Identify the lines bearing the string "outras" and gather them.

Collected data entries
....

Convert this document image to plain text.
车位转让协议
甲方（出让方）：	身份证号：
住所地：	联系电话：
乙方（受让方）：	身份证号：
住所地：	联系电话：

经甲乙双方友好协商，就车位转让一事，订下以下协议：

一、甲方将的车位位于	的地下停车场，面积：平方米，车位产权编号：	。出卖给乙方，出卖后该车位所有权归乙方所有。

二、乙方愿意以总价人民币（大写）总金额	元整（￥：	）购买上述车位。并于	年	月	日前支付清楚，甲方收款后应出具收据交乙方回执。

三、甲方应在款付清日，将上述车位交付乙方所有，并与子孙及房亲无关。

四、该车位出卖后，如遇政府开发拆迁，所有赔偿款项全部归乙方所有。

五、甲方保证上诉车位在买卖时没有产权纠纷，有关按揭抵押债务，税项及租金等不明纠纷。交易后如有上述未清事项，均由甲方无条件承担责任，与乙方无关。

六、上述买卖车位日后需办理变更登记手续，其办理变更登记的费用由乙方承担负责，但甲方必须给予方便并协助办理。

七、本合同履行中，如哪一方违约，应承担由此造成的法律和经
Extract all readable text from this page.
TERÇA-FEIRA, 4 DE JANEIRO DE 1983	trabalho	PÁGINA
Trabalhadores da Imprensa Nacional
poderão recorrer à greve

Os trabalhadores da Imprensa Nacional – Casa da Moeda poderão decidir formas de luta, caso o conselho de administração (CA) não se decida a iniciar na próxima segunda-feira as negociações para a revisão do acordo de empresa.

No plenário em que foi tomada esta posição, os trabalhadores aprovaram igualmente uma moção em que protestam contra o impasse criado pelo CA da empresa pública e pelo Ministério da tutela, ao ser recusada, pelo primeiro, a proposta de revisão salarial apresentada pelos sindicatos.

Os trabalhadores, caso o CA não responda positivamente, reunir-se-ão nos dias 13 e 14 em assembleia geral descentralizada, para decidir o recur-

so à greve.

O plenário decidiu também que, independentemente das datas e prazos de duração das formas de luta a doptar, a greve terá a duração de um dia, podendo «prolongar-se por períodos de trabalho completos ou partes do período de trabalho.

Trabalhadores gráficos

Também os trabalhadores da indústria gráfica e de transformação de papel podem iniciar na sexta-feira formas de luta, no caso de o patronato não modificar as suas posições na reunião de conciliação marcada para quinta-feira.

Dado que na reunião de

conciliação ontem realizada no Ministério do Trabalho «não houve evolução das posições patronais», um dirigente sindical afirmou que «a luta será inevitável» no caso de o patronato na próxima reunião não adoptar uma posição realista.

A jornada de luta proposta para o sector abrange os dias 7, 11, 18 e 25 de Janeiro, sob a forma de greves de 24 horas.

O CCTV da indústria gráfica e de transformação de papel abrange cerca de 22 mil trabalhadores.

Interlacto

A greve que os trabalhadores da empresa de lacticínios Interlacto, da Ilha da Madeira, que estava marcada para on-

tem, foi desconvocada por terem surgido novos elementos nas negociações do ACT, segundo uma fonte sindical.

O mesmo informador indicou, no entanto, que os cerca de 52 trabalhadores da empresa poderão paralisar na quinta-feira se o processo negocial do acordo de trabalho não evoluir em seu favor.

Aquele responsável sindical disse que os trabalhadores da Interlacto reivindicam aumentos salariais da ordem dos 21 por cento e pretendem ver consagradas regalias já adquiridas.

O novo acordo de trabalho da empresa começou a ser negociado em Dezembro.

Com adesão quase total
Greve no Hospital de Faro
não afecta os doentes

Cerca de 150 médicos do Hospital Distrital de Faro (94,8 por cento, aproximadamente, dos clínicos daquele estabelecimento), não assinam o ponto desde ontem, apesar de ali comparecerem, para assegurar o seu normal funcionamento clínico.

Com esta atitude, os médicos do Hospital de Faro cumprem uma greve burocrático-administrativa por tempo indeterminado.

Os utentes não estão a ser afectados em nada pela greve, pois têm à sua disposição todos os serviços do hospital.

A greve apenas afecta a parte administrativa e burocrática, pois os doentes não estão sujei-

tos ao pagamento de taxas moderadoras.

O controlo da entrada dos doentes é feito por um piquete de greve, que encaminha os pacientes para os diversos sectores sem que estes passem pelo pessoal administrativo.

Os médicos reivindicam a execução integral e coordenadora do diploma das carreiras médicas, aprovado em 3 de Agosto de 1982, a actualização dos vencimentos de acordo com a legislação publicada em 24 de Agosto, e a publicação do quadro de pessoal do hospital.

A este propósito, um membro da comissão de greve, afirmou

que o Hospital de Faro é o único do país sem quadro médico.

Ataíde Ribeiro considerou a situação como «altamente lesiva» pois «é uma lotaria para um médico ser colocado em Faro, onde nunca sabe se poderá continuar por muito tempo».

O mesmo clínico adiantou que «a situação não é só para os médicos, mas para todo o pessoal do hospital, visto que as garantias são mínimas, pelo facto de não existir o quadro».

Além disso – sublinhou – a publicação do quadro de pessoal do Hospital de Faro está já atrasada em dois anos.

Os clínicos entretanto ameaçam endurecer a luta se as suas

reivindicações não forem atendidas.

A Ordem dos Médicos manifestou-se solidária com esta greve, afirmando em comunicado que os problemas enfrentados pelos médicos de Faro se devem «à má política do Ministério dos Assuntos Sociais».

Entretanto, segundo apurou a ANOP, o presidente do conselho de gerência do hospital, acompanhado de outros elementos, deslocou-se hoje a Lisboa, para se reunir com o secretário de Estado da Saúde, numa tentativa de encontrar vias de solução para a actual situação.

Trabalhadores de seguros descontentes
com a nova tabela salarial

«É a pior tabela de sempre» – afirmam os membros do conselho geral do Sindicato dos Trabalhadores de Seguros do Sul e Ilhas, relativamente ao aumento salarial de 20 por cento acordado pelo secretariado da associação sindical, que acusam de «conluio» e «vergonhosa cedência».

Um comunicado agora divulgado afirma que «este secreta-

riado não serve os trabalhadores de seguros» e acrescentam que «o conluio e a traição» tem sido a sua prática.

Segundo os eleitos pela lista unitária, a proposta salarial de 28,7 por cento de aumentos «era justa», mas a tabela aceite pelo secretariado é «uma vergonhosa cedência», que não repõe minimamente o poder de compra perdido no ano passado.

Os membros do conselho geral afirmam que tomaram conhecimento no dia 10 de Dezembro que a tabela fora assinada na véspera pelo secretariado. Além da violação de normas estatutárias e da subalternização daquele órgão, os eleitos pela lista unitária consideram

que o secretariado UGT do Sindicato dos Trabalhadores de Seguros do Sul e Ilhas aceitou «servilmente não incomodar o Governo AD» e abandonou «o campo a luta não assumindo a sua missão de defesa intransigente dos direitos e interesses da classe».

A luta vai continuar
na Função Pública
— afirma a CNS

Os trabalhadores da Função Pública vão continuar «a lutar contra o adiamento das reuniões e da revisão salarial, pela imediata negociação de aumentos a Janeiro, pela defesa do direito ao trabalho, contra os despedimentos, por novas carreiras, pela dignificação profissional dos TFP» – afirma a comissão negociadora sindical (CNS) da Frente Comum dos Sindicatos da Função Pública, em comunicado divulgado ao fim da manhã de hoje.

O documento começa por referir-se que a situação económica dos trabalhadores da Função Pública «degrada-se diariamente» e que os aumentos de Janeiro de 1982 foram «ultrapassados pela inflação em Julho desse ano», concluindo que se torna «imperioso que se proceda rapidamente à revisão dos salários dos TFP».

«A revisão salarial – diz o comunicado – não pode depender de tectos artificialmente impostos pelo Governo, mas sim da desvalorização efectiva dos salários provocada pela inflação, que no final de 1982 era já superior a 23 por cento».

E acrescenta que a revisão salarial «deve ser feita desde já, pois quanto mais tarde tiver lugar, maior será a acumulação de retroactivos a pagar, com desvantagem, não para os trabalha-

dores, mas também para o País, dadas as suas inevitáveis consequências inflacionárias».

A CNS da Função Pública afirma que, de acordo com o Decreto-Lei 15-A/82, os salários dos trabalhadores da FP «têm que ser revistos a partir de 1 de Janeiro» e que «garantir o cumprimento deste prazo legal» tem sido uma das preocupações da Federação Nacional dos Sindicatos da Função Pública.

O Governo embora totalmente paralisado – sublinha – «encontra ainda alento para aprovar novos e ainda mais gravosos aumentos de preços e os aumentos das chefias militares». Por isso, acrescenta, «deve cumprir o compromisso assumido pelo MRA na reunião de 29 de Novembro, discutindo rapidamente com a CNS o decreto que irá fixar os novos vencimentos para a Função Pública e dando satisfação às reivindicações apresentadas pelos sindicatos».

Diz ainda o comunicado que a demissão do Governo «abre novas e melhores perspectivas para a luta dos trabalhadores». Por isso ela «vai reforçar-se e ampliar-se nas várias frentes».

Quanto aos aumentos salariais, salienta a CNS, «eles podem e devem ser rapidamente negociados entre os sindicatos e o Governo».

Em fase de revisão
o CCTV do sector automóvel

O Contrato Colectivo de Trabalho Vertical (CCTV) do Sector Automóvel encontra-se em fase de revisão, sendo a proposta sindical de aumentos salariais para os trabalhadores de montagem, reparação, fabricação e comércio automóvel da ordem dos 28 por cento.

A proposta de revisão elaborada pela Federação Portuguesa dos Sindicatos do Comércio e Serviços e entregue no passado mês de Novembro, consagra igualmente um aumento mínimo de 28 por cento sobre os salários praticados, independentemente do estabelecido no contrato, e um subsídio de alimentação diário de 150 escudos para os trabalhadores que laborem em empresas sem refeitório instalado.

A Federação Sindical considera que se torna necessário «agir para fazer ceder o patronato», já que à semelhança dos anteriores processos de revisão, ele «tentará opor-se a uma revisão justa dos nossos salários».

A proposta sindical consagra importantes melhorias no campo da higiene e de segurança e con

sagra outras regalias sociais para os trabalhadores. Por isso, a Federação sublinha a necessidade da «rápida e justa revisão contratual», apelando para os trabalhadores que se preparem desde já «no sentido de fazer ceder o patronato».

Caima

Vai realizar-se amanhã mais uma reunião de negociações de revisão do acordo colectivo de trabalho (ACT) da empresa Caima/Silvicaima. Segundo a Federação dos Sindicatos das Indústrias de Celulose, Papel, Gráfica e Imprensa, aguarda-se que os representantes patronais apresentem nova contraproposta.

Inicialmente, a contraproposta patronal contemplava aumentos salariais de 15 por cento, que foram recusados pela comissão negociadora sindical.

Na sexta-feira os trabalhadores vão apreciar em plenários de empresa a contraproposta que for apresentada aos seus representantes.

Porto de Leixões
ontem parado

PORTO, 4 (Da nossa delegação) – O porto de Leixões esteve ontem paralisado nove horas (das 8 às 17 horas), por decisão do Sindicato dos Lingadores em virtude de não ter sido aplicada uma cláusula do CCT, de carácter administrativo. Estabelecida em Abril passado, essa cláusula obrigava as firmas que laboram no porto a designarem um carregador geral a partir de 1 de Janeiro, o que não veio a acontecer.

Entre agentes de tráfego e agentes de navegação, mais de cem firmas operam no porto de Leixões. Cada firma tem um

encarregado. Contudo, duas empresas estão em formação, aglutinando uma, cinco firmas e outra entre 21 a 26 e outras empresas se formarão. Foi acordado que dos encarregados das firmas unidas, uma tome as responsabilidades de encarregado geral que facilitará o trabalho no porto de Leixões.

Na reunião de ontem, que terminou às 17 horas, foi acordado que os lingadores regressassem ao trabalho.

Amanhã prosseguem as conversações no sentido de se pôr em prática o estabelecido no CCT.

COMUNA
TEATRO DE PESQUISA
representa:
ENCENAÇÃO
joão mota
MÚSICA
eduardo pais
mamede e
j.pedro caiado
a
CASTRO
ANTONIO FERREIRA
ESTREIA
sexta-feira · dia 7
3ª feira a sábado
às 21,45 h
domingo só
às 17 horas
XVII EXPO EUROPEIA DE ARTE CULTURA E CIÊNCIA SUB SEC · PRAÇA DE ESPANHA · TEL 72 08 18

....

■ Reply to the task:
sagra outras regalias sociais para os trabalhadores. Por isso, a Federação sublinha a necessidade da «rápida e justa revisão contratual», apelando para os trabalhadores que se preparem desde já «no sentido de fazer ceder o patronato».
encarregado. Contudo, duas empresas estão em formação, aglutinando uma, cinco firmas e outra entre 21 a 26 e outras empresas se formarão. Foi acordado que dos encarregados das firmas unidas, uma tome as responsabilidades de encarregado geral que facilitará o trabalho no porto de Leixões.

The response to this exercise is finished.